◆ **THE PROBLEM**: Look at each line of the records and count those with "range" in them. Please answer with the count alone.

— begin —

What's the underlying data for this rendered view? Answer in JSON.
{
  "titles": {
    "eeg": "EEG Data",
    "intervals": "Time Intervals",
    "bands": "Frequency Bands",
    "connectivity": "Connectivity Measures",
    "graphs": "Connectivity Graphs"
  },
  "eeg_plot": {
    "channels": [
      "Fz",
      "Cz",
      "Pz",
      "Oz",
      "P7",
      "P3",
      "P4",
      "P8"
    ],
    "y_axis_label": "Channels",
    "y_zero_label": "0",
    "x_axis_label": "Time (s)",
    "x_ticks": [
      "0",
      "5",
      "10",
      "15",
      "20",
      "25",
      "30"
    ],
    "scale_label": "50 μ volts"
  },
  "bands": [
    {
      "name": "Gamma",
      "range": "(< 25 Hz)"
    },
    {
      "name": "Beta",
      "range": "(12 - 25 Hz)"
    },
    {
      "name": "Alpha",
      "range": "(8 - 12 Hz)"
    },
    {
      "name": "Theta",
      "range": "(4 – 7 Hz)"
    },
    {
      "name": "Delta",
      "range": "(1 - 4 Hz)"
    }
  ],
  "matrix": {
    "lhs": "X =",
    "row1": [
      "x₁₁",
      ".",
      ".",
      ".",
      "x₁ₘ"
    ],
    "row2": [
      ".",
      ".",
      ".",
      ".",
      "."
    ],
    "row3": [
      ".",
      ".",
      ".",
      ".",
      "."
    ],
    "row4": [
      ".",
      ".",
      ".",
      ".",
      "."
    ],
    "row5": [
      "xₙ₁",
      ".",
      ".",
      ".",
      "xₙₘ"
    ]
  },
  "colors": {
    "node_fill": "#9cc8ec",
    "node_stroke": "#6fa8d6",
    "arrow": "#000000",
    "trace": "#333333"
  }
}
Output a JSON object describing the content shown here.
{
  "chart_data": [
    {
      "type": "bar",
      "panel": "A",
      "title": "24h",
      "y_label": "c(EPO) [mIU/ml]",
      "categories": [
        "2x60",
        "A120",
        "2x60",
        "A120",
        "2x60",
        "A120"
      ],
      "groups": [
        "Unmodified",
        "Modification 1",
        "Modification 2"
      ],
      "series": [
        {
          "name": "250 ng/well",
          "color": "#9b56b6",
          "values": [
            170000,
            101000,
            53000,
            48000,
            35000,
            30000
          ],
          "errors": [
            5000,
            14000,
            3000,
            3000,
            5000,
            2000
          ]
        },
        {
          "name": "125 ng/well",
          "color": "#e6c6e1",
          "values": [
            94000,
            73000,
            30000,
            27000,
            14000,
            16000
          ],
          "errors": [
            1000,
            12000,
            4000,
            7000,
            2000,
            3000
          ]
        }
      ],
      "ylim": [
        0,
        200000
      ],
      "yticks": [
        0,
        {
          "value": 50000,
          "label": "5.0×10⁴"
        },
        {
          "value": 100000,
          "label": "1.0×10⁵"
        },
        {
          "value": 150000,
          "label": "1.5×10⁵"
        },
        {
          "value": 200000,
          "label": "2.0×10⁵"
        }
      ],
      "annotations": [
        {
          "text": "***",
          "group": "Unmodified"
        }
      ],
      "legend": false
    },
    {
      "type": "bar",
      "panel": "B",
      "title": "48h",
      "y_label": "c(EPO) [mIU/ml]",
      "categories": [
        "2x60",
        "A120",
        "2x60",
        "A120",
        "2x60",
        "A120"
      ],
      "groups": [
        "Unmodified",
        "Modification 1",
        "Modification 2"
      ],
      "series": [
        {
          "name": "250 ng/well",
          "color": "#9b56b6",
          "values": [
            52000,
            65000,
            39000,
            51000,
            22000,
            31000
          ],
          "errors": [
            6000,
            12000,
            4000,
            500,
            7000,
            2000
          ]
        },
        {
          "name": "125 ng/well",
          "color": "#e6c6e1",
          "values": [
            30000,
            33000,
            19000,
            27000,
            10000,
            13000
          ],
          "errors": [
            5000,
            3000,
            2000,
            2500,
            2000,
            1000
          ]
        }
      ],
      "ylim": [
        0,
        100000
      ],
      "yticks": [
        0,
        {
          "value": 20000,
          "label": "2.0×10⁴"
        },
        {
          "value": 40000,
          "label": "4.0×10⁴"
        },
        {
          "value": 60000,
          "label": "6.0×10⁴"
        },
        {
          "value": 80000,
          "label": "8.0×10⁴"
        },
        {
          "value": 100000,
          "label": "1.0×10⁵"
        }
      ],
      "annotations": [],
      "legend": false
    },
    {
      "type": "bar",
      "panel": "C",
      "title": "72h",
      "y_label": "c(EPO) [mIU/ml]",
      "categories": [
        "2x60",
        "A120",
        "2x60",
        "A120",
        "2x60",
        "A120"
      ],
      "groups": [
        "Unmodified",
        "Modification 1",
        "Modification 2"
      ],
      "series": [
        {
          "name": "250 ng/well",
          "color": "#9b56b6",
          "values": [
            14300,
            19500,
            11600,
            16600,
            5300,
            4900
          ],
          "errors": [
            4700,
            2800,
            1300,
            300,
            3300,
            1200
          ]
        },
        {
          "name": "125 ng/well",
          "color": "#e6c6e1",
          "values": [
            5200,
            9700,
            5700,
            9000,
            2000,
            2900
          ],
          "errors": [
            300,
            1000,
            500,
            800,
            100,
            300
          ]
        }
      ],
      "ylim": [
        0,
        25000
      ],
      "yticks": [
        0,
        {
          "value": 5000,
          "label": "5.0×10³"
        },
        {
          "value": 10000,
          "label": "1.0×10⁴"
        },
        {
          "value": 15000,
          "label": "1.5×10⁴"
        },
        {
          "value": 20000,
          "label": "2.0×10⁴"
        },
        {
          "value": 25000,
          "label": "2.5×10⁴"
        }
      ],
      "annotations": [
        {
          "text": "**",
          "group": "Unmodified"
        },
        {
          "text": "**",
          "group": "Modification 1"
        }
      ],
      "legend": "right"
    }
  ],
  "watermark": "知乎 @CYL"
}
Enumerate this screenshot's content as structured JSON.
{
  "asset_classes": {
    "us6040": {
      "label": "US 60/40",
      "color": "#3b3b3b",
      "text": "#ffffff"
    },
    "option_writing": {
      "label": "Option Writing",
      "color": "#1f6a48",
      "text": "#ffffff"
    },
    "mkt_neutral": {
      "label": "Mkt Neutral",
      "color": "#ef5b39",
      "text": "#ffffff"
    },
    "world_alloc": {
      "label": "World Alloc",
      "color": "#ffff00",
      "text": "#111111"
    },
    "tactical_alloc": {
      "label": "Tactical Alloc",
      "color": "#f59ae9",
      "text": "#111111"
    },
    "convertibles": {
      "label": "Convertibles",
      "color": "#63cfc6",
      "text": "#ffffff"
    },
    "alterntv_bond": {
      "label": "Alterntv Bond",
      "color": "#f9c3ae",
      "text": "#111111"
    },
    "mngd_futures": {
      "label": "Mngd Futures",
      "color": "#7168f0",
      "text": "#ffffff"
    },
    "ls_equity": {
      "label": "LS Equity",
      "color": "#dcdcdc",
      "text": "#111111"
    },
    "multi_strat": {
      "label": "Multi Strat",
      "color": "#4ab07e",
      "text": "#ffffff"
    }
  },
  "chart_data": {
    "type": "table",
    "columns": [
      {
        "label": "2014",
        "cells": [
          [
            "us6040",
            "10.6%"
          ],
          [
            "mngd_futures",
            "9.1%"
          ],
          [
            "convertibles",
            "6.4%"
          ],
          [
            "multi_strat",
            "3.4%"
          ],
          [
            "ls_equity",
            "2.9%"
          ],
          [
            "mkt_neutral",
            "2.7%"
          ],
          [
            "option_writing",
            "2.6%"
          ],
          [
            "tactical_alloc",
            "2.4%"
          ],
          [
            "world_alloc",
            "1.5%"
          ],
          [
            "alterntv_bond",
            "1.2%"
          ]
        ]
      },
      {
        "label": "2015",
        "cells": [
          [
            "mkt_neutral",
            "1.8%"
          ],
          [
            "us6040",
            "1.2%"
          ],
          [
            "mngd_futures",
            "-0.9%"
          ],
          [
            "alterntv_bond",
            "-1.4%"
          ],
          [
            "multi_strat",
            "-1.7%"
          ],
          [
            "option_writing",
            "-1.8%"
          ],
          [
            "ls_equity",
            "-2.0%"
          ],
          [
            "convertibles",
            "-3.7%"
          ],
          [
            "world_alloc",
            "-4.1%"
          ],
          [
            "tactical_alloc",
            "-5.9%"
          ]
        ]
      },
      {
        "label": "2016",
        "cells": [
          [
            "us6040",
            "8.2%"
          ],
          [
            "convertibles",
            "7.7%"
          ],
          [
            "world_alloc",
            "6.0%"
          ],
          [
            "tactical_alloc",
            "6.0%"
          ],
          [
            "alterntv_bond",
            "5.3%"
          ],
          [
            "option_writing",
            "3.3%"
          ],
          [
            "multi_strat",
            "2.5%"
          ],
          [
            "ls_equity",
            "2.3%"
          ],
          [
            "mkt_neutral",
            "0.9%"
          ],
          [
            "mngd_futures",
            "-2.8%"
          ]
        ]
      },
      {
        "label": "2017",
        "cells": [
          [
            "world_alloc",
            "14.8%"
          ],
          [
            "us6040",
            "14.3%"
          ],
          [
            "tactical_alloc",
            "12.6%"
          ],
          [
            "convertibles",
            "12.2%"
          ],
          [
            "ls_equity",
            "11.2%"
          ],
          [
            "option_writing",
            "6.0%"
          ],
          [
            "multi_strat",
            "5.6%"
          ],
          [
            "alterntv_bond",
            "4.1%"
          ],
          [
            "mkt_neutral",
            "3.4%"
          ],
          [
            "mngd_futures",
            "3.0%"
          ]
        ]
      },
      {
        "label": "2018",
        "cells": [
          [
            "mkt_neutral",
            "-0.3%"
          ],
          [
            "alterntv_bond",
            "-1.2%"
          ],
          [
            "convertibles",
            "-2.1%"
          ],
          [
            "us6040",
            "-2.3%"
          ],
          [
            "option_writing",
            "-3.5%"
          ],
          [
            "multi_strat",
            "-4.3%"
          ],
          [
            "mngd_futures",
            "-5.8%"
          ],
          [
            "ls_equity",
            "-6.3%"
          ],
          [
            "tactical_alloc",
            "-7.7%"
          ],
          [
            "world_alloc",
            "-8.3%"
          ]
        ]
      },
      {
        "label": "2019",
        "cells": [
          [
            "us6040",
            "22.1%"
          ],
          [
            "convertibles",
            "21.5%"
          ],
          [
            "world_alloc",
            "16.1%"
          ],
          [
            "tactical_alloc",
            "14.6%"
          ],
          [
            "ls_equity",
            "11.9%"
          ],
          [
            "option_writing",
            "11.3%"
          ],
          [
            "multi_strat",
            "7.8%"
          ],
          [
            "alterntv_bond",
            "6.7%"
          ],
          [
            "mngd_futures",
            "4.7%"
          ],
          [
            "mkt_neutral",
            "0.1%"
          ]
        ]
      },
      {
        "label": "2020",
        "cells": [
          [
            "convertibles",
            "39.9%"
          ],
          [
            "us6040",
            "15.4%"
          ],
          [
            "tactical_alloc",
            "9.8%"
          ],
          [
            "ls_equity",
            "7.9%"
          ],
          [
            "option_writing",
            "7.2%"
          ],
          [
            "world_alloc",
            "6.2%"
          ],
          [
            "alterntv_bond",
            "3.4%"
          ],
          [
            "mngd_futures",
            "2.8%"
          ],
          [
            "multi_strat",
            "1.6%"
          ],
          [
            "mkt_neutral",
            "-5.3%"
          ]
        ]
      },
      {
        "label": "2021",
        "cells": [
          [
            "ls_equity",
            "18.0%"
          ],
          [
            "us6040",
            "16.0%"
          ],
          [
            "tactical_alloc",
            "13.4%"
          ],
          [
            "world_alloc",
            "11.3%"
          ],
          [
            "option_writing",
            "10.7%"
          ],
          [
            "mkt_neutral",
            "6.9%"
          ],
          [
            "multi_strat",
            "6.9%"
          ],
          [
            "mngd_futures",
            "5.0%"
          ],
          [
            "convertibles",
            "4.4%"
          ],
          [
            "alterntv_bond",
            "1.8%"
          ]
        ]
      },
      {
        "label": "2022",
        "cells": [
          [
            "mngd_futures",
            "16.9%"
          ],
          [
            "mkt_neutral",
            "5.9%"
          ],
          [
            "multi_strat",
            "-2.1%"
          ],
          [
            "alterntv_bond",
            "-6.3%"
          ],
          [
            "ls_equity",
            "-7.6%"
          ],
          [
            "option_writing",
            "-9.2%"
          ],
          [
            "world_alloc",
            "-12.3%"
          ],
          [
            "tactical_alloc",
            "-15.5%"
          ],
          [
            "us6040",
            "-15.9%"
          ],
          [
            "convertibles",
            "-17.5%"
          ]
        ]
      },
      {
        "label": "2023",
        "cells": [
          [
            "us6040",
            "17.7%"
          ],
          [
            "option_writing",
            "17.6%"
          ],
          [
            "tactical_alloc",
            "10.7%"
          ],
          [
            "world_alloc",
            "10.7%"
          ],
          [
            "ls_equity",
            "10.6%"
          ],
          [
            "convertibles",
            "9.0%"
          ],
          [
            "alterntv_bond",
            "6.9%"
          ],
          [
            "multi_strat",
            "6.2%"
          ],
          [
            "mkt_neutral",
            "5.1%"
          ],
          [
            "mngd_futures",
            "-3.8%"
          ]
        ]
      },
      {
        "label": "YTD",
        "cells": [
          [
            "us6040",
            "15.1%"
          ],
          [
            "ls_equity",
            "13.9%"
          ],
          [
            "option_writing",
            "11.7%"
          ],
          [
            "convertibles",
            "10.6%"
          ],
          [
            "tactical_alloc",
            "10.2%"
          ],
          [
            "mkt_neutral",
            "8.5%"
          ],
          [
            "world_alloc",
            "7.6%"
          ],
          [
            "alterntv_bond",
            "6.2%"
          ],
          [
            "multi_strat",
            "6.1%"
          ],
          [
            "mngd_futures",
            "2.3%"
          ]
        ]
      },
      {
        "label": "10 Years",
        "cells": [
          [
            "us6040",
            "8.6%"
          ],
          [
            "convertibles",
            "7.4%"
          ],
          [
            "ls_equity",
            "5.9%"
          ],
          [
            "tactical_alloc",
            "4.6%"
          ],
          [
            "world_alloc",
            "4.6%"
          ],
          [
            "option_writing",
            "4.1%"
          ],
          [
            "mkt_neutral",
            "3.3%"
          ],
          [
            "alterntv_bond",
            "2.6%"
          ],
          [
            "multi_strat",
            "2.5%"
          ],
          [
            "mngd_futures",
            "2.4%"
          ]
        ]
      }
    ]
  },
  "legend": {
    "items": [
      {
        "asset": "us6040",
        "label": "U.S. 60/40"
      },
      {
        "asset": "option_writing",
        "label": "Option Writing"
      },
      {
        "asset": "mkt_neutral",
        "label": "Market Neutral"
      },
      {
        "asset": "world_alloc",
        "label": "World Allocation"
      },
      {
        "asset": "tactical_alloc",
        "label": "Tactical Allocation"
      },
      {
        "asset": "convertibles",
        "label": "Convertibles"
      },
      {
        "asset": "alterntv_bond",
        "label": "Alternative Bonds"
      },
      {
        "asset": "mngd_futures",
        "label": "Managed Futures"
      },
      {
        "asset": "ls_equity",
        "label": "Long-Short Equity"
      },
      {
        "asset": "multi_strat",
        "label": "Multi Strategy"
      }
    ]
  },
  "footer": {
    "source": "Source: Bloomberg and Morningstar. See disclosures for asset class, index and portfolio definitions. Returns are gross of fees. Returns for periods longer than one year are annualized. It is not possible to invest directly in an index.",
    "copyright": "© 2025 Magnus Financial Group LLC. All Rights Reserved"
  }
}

— end —

◆ **THE REPLY**: 5